* _Data rows_

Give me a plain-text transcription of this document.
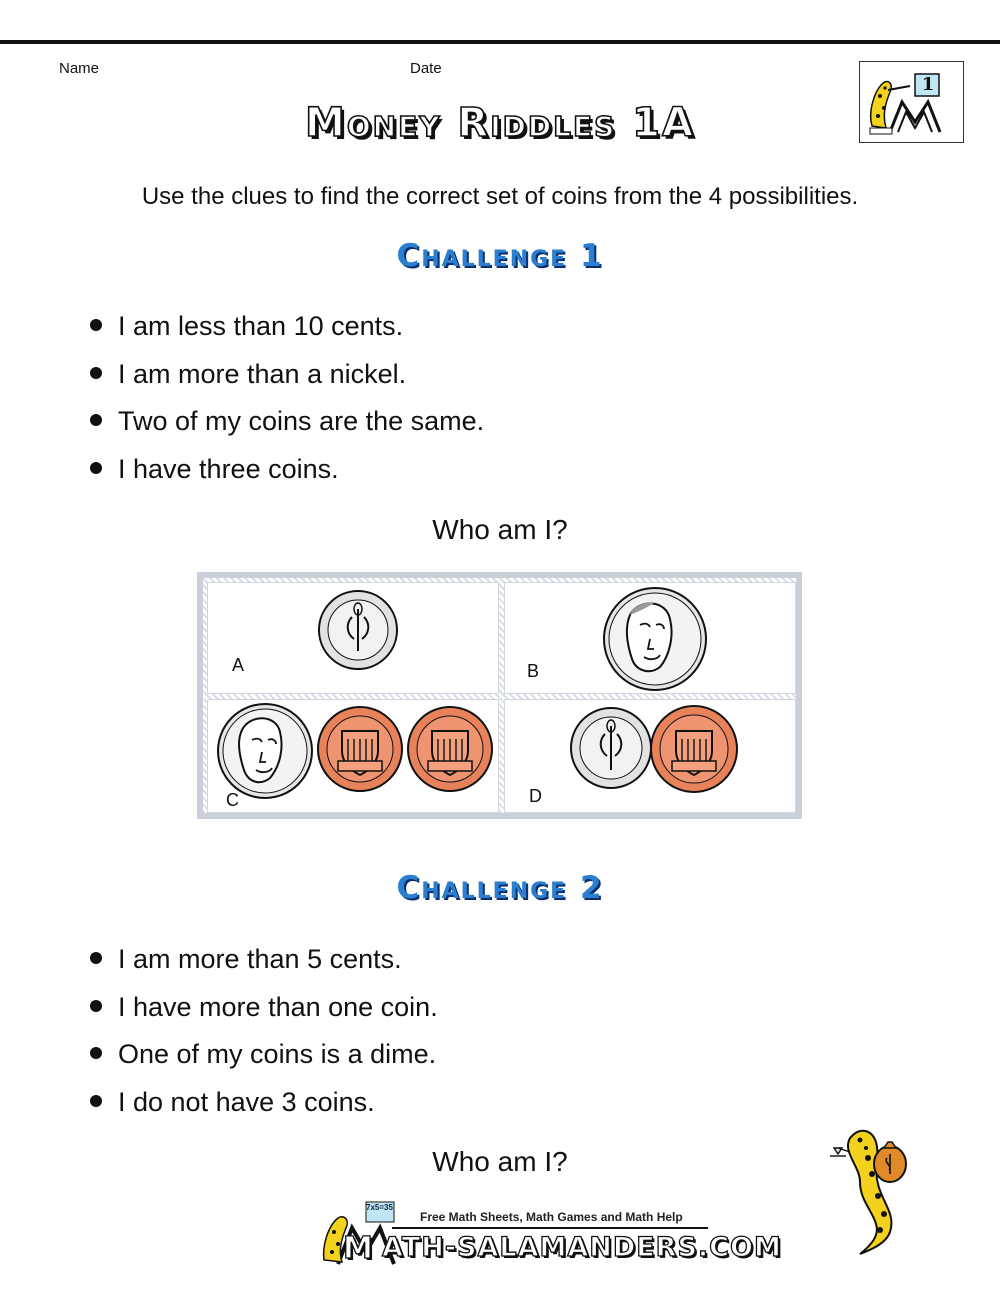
Name	Date
1
Money Riddles 1A
Use the clues to find the correct set of coins from the 4 possibilities.
Challenge 1
I am less than 10 cents.
I am more than a nickel.
Two of my coins are the same.
I have three coins.
Who am I?
A	B
C	D
Challenge 2
I am more than 5 cents.
I have more than one coin.
One of my coins is a dime.
I do not have 3 coins.
Who am I?
7x5=35
M
Free Math Sheets, Math Games and Math Help
ATH-SALAMANDERS.COM
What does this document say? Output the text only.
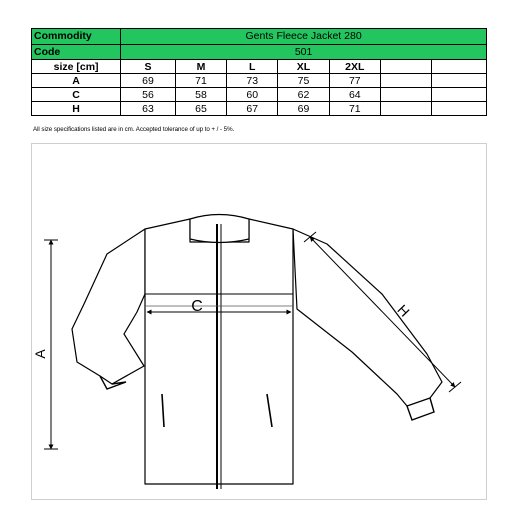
Commodity	Gents Fleece Jacket 280						
Code	501						
size [cm]	S	M	L	XL	2XL		
A	69	71	73	75	77		
C	56	58	60	62	64		
H	63	65	67	69	71		
All size specifications listed are in cm. Accepted tolerance of up to + / - 5%.
A
C	H
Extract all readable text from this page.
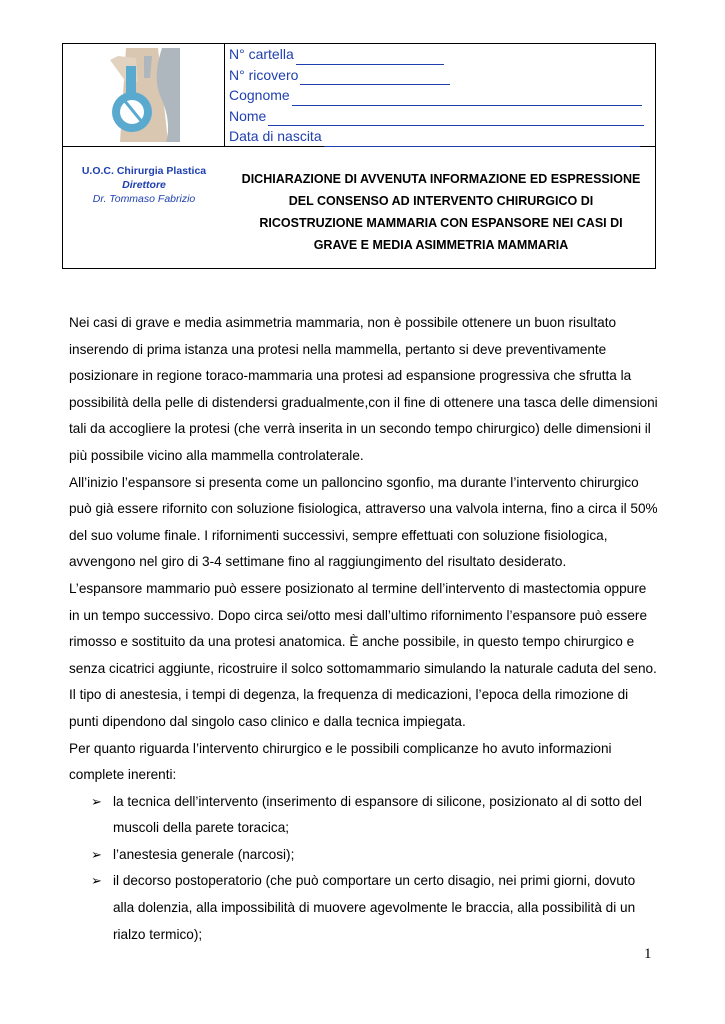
N° cartella
N° ricovero
Cognome
Nome
Data di nascita
U.O.C. Chirurgia Plastica
Direttore
Dr. Tommaso Fabrizio
DICHIARAZIONE DI AVVENUTA INFORMAZIONE ED ESPRESSIONE
DEL CONSENSO AD INTERVENTO CHIRURGICO DI
RICOSTRUZIONE MAMMARIA CON ESPANSORE NEI CASI DI
GRAVE E MEDIA ASIMMETRIA MAMMARIA

Nei casi di grave e media asimmetria mammaria, non è possibile ottenere un buon risultato inserendo di prima istanza una protesi nella mammella, pertanto si deve preventivamente posizionare in regione toraco-mammaria una protesi ad espansione progressiva che sfrutta la possibilità della pelle di distendersi gradualmente,con il fine di ottenere una tasca delle dimensioni tali da accogliere la protesi (che verrà inserita in un secondo tempo chirurgico) delle dimensioni il più possibile vicino alla mammella controlaterale.

All’inizio l’espansore si presenta come un palloncino sgonfio, ma durante l’intervento chirurgico può già essere rifornito con soluzione fisiologica, attraverso una valvola interna, fino a circa il 50% del suo volume finale. I rifornimenti successivi, sempre effettuati con soluzione fisiologica, avvengono nel giro di 3-4 settimane fino al raggiungimento del risultato desiderato.

L’espansore mammario può essere posizionato al termine dell’intervento di mastectomia oppure in un tempo successivo. Dopo circa sei/otto mesi dall’ultimo rifornimento l’espansore può essere rimosso e sostituito da una protesi anatomica. È anche possibile, in questo tempo chirurgico e senza cicatrici aggiunte, ricostruire il solco sottomammario simulando la naturale caduta del seno.

Il tipo di anestesia, i tempi di degenza, la frequenza di medicazioni, l’epoca della rimozione di punti dipendono dal singolo caso clinico e dalla tecnica impiegata.

Per quanto riguarda l’intervento chirurgico e le possibili complicanze ho avuto informazioni complete inerenti:

➢ la tecnica dell’intervento (inserimento di espansore di silicone, posizionato al di sotto del muscoli della parete toracica;
➢ l’anestesia generale (narcosi);
➢ il decorso postoperatorio (che può comportare un certo disagio, nei primi giorni, dovuto alla dolenzia, alla impossibilità di muovere agevolmente le braccia, alla possibilità di un rialzo termico);
1
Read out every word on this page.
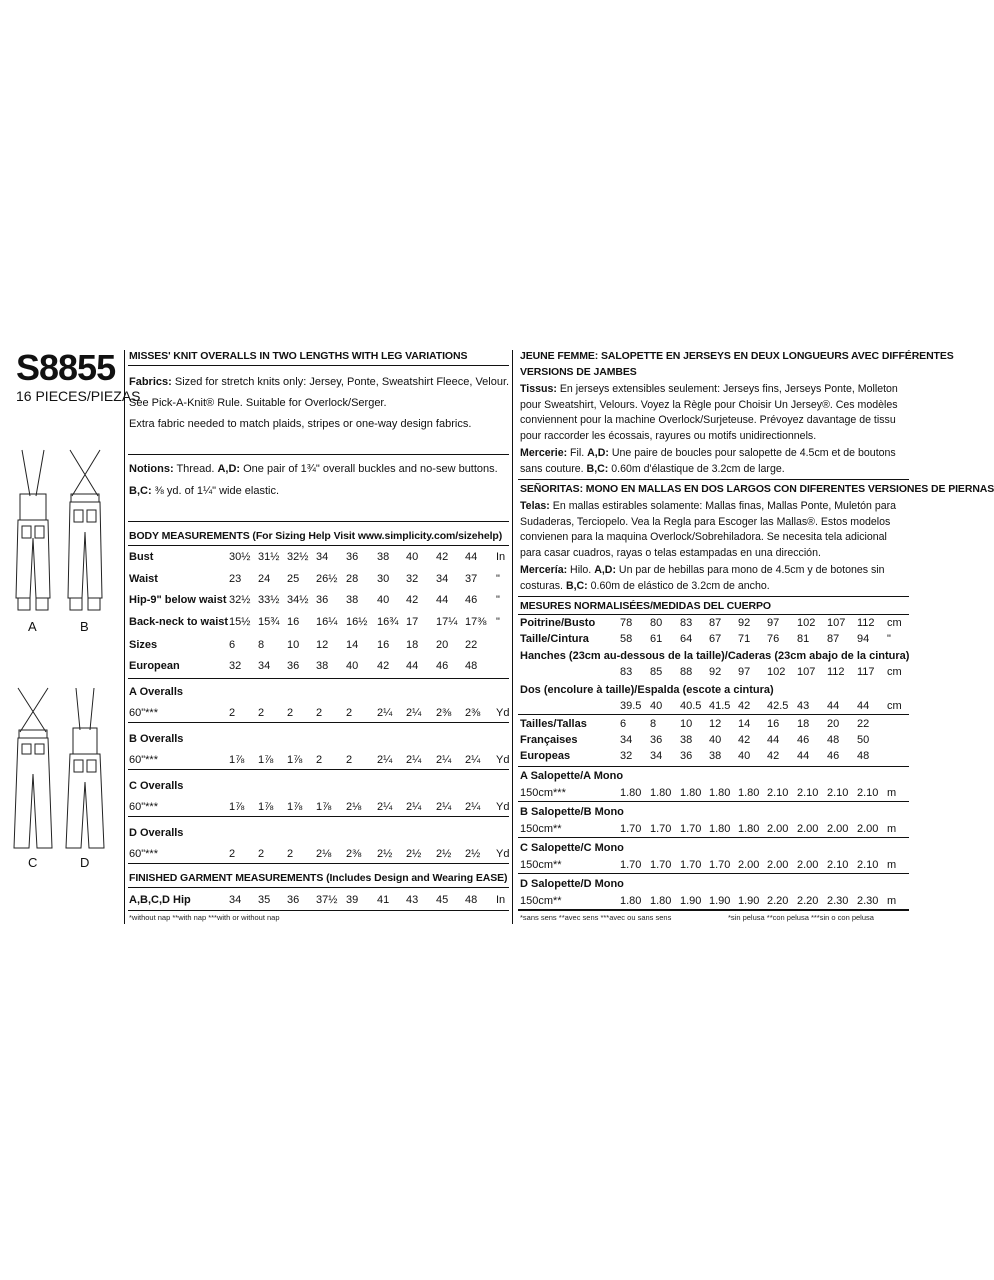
S8855
16 PIECES/PIEZAS
A	B
C	D
MISSES' KNIT OVERALLS IN TWO LENGTHS WITH LEG VARIATIONS
Fabrics: Sized for stretch knits only: Jersey, Ponte, Sweatshirt Fleece, Velour.
See Pick-A-Knit® Rule. Suitable for Overlock/Serger.
Extra fabric needed to match plaids, stripes or one-way design fabrics.
Notions: Thread. A,D: One pair of 1¾" overall buckles and no-sew buttons.
B,C: ⅜ yd. of 1¼" wide elastic.
BODY MEASUREMENTS (For Sizing Help Visit www.simplicity.com/sizehelp)
Bust	30½ 31½ 32½ 34 36 38 40 42 44 In
Waist	23 24 25 26½ 28 30 32 34 37 "
Hip-9" below waist 32½ 33½ 34½ 36 38 40 42 44 46 "
Back-neck to waist 15½ 15¾ 16 16¼ 16½ 16¾ 17 17¼ 17⅜ "
Sizes	6 8 10 12 14 16 18 20 22
European	32 34 36 38 40 42 44 46 48
A Overalls
60"***	2 2 2 2 2 2¼ 2¼ 2⅜ 2⅜ Yd
B Overalls
60"***	1⅞ 1⅞ 1⅞ 2 2 2¼ 2¼ 2¼ 2¼ Yd
C Overalls
60"***	1⅞ 1⅞ 1⅞ 1⅞ 2⅛ 2¼ 2¼ 2¼ 2¼ Yd
D Overalls
60"***	2 2 2 2⅛ 2⅜ 2½ 2½ 2½ 2½ Yd
FINISHED GARMENT MEASUREMENTS (Includes Design and Wearing EASE)
A,B,C,D Hip	34 35 36 37½ 39 41 43 45 48 In
*without nap **with nap ***with or without nap
JEUNE FEMME: SALOPETTE EN JERSEYS EN DEUX LONGUEURS AVEC DIFFÉRENTES
VERSIONS DE JAMBES
Tissus: En jerseys extensibles seulement: Jerseys fins, Jerseys Ponte, Molleton pour Sweatshirt, Velours. Voyez la Règle pour Choisir Un Jersey®. Ces modèles conviennent pour la machine Overlock/Surjeteuse. Prévoyez davantage de tissu pour raccorder les écossais, rayures ou motifs unidirectionnels.
Mercerie: Fil. A,D: Une paire de boucles pour salopette de 4.5cm et de boutons sans couture. B,C: 0.60m d'élastique de 3.2cm de large.
SEÑORITAS: MONO EN MALLAS EN DOS LARGOS CON DIFERENTES VERSIONES DE PIERNAS
Telas: En mallas estirables solamente: Mallas finas, Mallas Ponte, Muletón para Sudaderas, Terciopelo. Vea la Regla para Escoger las Mallas®. Estos modelos convienen para la maquina Overlock/Sobrehiladora. Se necesita tela adicional para casar cuadros, rayas o telas estampadas en una dirección.
Mercería: Hilo. A,D: Un par de hebillas para mono de 4.5cm y de botones sin costuras. B,C: 0.60m de elástico de 3.2cm de ancho.
MESURES NORMALISÉES/MEDIDAS DEL CUERPO
Poitrine/Busto 78 80 83 87 92 97 102 107 112 cm
Taille/Cintura	58 61 64 67 71 76 81 87 94 "
Hanches (23cm au-dessous de la taille)/Caderas (23cm abajo de la cintura)
83 85 88 92 97 102 107 112 117 cm
Dos (encolure à taille)/Espalda (escote a cintura)
39.5 40 40.5 41.5 42 42.5 43 44 44 cm
Tailles/Tallas	6 8 10 12 14 16 18 20 22
Françaises	34 36 38 40 42 44 46 48 50
Europeas	32 34 36 38 40 42 44 46 48
A Salopette/A Mono
150cm***	1.80 1.80 1.80 1.80 1.80 2.10 2.10 2.10 2.10 m
B Salopette/B Mono
150cm**	1.70 1.70 1.70 1.80 1.80 2.00 2.00 2.00 2.00 m
C Salopette/C Mono
150cm**	1.70 1.70 1.70 1.70 2.00 2.00 2.00 2.10 2.10 m
D Salopette/D Mono
150cm**	1.80 1.80 1.90 1.90 1.90 2.20 2.20 2.30 2.30 m
*sans sens **avec sens ***avec ou sans sens	*sin pelusa **con pelusa ***sin o con pelusa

* _Aim of the exercise_
Copy out all lines from the material above that contain the string "circa".

* _Exercise response_
All’inizio l’espansore si presenta come un palloncino sgonfio, ma durante l’intervento chirurgico può già essere rifornito con soluzione fisiologica, attraverso una valvola interna, fino a circa il 50% del suo volume finale. I rifornimenti successivi, sempre effettuati con soluzione fisiologica, avvengono nel giro di 3-4 settimane fino al raggiungimento del risultato desiderato.
L’espansore mammario può essere posizionato al termine dell’intervento di mastectomia oppure in un tempo successivo. Dopo circa sei/otto mesi dall’ultimo rifornimento l’espansore può essere rimosso e sostituito da una protesi anatomica. È anche possibile, in questo tempo chirurgico e senza cicatrici aggiunte, ricostruire il solco sottomammario simulando la naturale caduta del seno.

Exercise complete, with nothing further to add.